>> BEGIN Data for this exercise

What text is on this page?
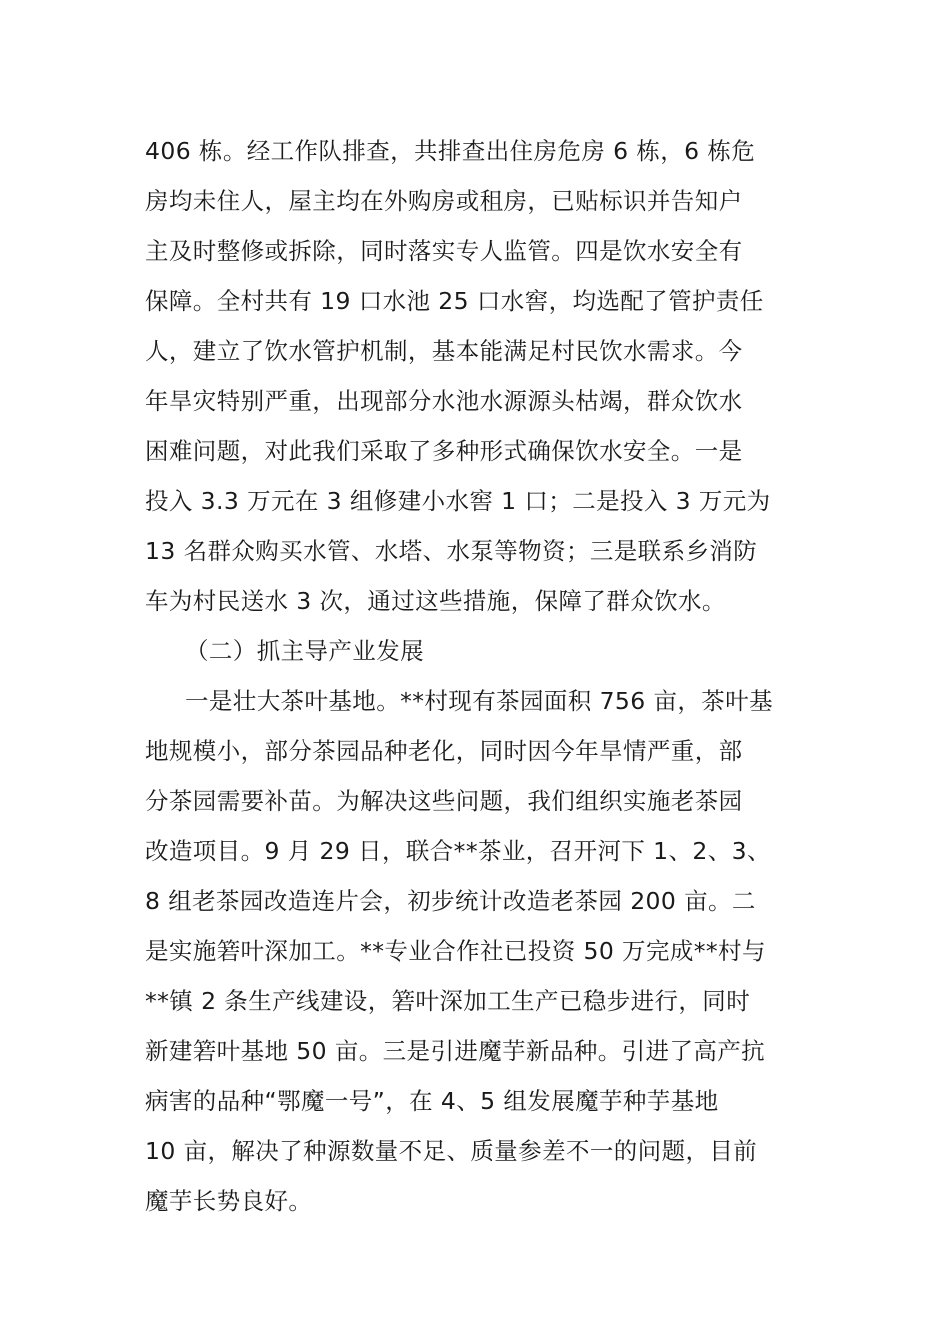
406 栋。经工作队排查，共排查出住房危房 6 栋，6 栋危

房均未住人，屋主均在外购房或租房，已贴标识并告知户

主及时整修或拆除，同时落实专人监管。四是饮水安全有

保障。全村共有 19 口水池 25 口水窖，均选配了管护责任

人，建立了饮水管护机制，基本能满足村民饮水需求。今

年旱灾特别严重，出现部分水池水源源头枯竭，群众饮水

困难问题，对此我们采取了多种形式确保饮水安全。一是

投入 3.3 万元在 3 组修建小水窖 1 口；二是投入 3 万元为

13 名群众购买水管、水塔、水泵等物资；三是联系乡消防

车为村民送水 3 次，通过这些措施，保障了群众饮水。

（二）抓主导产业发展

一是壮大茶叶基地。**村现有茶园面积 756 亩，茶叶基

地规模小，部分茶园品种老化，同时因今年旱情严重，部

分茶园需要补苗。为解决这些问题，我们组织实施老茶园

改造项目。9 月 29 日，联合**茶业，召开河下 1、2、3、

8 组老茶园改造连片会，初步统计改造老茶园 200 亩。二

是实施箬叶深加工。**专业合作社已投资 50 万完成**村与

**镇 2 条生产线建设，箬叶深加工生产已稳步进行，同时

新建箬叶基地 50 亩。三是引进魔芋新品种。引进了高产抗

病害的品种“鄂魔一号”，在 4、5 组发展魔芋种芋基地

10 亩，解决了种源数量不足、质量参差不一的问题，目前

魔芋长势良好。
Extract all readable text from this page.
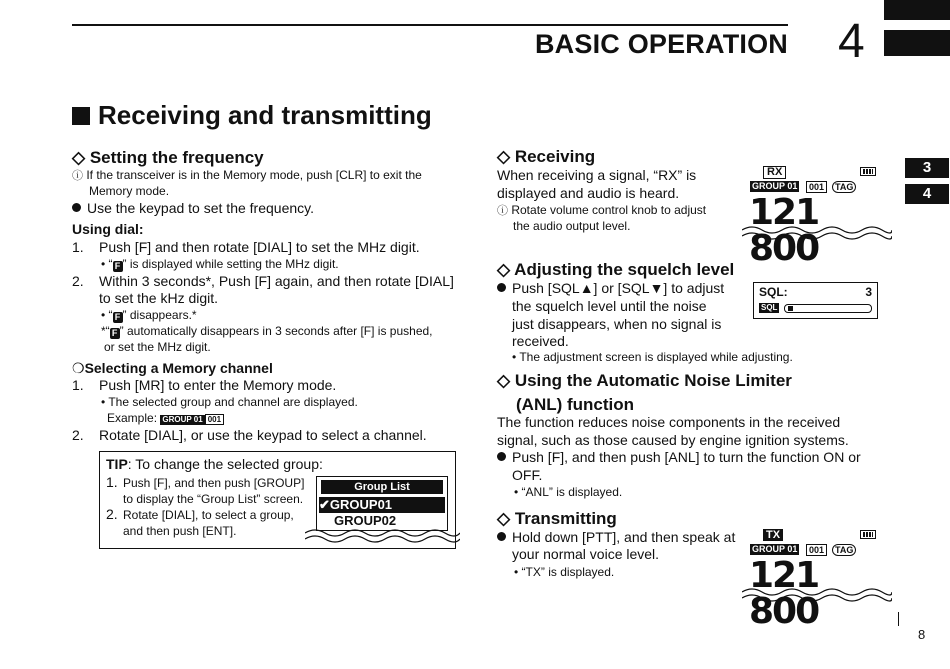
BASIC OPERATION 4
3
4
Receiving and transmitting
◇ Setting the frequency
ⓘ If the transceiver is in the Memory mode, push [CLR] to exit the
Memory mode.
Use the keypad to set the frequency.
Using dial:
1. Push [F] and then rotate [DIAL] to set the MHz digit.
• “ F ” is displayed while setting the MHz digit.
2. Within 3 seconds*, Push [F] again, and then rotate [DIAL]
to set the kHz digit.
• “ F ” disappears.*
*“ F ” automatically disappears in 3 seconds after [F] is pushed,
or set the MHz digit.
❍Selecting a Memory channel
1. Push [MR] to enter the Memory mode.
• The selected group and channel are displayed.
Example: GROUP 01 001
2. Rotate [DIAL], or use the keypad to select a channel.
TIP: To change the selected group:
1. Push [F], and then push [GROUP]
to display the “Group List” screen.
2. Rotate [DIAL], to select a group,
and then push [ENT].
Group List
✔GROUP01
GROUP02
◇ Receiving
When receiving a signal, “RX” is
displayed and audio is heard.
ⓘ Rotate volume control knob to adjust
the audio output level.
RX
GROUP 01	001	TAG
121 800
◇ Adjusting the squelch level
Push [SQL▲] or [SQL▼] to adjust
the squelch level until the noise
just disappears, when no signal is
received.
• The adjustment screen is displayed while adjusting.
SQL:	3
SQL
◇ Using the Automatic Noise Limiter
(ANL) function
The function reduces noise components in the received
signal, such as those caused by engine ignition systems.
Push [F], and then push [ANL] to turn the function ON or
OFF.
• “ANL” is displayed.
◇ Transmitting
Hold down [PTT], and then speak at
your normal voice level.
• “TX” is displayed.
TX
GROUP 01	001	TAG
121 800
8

>> END Data for this exercise

## Request
With the pictures left out, transcribe the material exactly.

## Exercise solution
What text is on this page?
406 栋。经工作队排查，共排查出住房危房 6 栋，6 栋危

房均未住人，屋主均在外购房或租房，已贴标识并告知户

主及时整修或拆除，同时落实专人监管。四是饮水安全有

保障。全村共有 19 口水池 25 口水窖，均选配了管护责任

人，建立了饮水管护机制，基本能满足村民饮水需求。今

年旱灾特别严重，出现部分水池水源源头枯竭，群众饮水

困难问题，对此我们采取了多种形式确保饮水安全。一是

投入 3.3 万元在 3 组修建小水窖 1 口；二是投入 3 万元为

13 名群众购买水管、水塔、水泵等物资；三是联系乡消防

车为村民送水 3 次，通过这些措施，保障了群众饮水。

（二）抓主导产业发展

一是壮大茶叶基地。**村现有茶园面积 756 亩，茶叶基

地规模小，部分茶园品种老化，同时因今年旱情严重，部

分茶园需要补苗。为解决这些问题，我们组织实施老茶园

改造项目。9 月 29 日，联合**茶业，召开河下 1、2、3、

8 组老茶园改造连片会，初步统计改造老茶园 200 亩。二

是实施箬叶深加工。**专业合作社已投资 50 万完成**村与

**镇 2 条生产线建设，箬叶深加工生产已稳步进行，同时

新建箬叶基地 50 亩。三是引进魔芋新品种。引进了高产抗

病害的品种“鄂魔一号”，在 4、5 组发展魔芋种芋基地

10 亩，解决了种源数量不足、质量参差不一的问题，目前

魔芋长势良好。
Extract all readable text from this page.
BASIC OPERATION 4
3
4
Receiving and transmitting
◇ Setting the frequency
ⓘ If the transceiver is in the Memory mode, push [CLR] to exit the
Memory mode.
Use the keypad to set the frequency.
Using dial:
1. Push [F] and then rotate [DIAL] to set the MHz digit.
• “ F ” is displayed while setting the MHz digit.
2. Within 3 seconds*, Push [F] again, and then rotate [DIAL]
to set the kHz digit.
• “ F ” disappears.*
*“ F ” automatically disappears in 3 seconds after [F] is pushed,
or set the MHz digit.
❍Selecting a Memory channel
1. Push [MR] to enter the Memory mode.
• The selected group and channel are displayed.
Example: GROUP 01 001
2. Rotate [DIAL], or use the keypad to select a channel.
TIP: To change the selected group:
1. Push [F], and then push [GROUP]
to display the “Group List” screen.
2. Rotate [DIAL], to select a group,
and then push [ENT].
Group List
✔GROUP01
GROUP02
◇ Receiving
When receiving a signal, “RX” is
displayed and audio is heard.
ⓘ Rotate volume control knob to adjust
the audio output level.
RX
GROUP 01	001	TAG
121 800
◇ Adjusting the squelch level
Push [SQL▲] or [SQL▼] to adjust
the squelch level until the noise
just disappears, when no signal is
received.
• The adjustment screen is displayed while adjusting.
SQL:	3
SQL
◇ Using the Automatic Noise Limiter
(ANL) function
The function reduces noise components in the received
signal, such as those caused by engine ignition systems.
Push [F], and then push [ANL] to turn the function ON or
OFF.
• “ANL” is displayed.
◇ Transmitting
Hold down [PTT], and then speak at
your normal voice level.
• “TX” is displayed.
TX
GROUP 01	001	TAG
121 800
8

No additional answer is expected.